Extracted records:
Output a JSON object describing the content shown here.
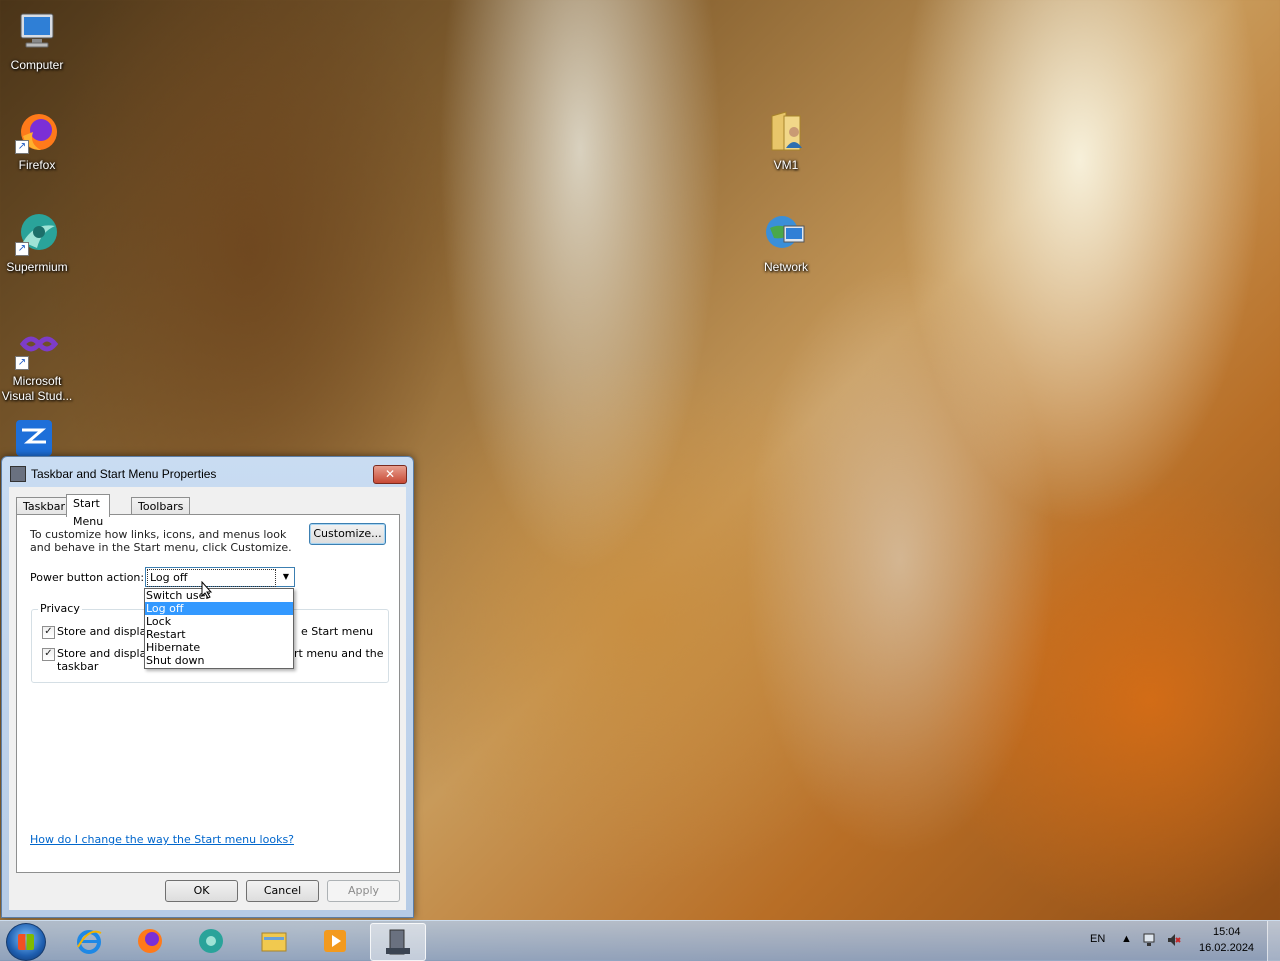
{
  "desktop": {
    "icons": [
      {
        "label": "Computer"
      },
      {
        "label": "Firefox"
      },
      {
        "label": "Supermium"
      },
      {
        "label": "Microsoft Visual Stud..."
      },
      {
        "label": "VM1"
      },
      {
        "label": "Network"
      }
    ]
  },
  "dialog": {
    "title": "Taskbar and Start Menu Properties",
    "close_label": "✕",
    "tabs": [
      {
        "label": "Taskbar"
      },
      {
        "label": "Start Menu"
      },
      {
        "label": "Toolbars"
      }
    ],
    "description": "To customize how links, icons, and menus look and behave in the Start menu, click Customize.",
    "customize_label": "Customize...",
    "power_label": "Power button action:",
    "power_value": "Log off",
    "power_options": [
      "Switch user",
      "Log off",
      "Lock",
      "Restart",
      "Hibernate",
      "Shut down"
    ],
    "privacy_label": "Privacy",
    "privacy_items": [
      {
        "left": "Store and display r",
        "right": "e Start menu",
        "checked": true
      },
      {
        "left": "Store and display r",
        "right": "rt menu and the",
        "extra": "taskbar",
        "checked": true
      }
    ],
    "help_link": "How do I change the way the Start menu looks?",
    "ok_label": "OK",
    "cancel_label": "Cancel",
    "apply_label": "Apply"
  },
  "taskbar": {
    "language": "EN",
    "time": "15:04",
    "date": "16.02.2024"
  },
  "colors": {
    "selection": "#3399ff",
    "link": "#0066cc"
  }
}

_Exercise goal_.
Give back the whole listing as it stands, minus its pictures.

_The reply_.
Output a JSON object describing the content shown here.
{
  "desktop": {
    "icons": [
      {
        "label": "Computer"
      },
      {
        "label": "Firefox"
      },
      {
        "label": "Supermium"
      },
      {
        "label": "Microsoft Visual Stud..."
      },
      {
        "label": "VM1"
      },
      {
        "label": "Network"
      }
    ]
  },
  "dialog": {
    "title": "Taskbar and Start Menu Properties",
    "close_label": "✕",
    "tabs": [
      {
        "label": "Taskbar"
      },
      {
        "label": "Start Menu"
      },
      {
        "label": "Toolbars"
      }
    ],
    "description": "To customize how links, icons, and menus look and behave in the Start menu, click Customize.",
    "customize_label": "Customize...",
    "power_label": "Power button action:",
    "power_value": "Log off",
    "power_options": [
      "Switch user",
      "Log off",
      "Lock",
      "Restart",
      "Hibernate",
      "Shut down"
    ],
    "privacy_label": "Privacy",
    "privacy_items": [
      {
        "left": "Store and display r",
        "right": "e Start menu",
        "checked": true
      },
      {
        "left": "Store and display r",
        "right": "rt menu and the",
        "extra": "taskbar",
        "checked": true
      }
    ],
    "help_link": "How do I change the way the Start menu looks?",
    "ok_label": "OK",
    "cancel_label": "Cancel",
    "apply_label": "Apply"
  },
  "taskbar": {
    "language": "EN",
    "time": "15:04",
    "date": "16.02.2024"
  },
  "colors": {
    "selection": "#3399ff",
    "link": "#0066cc"
  }
}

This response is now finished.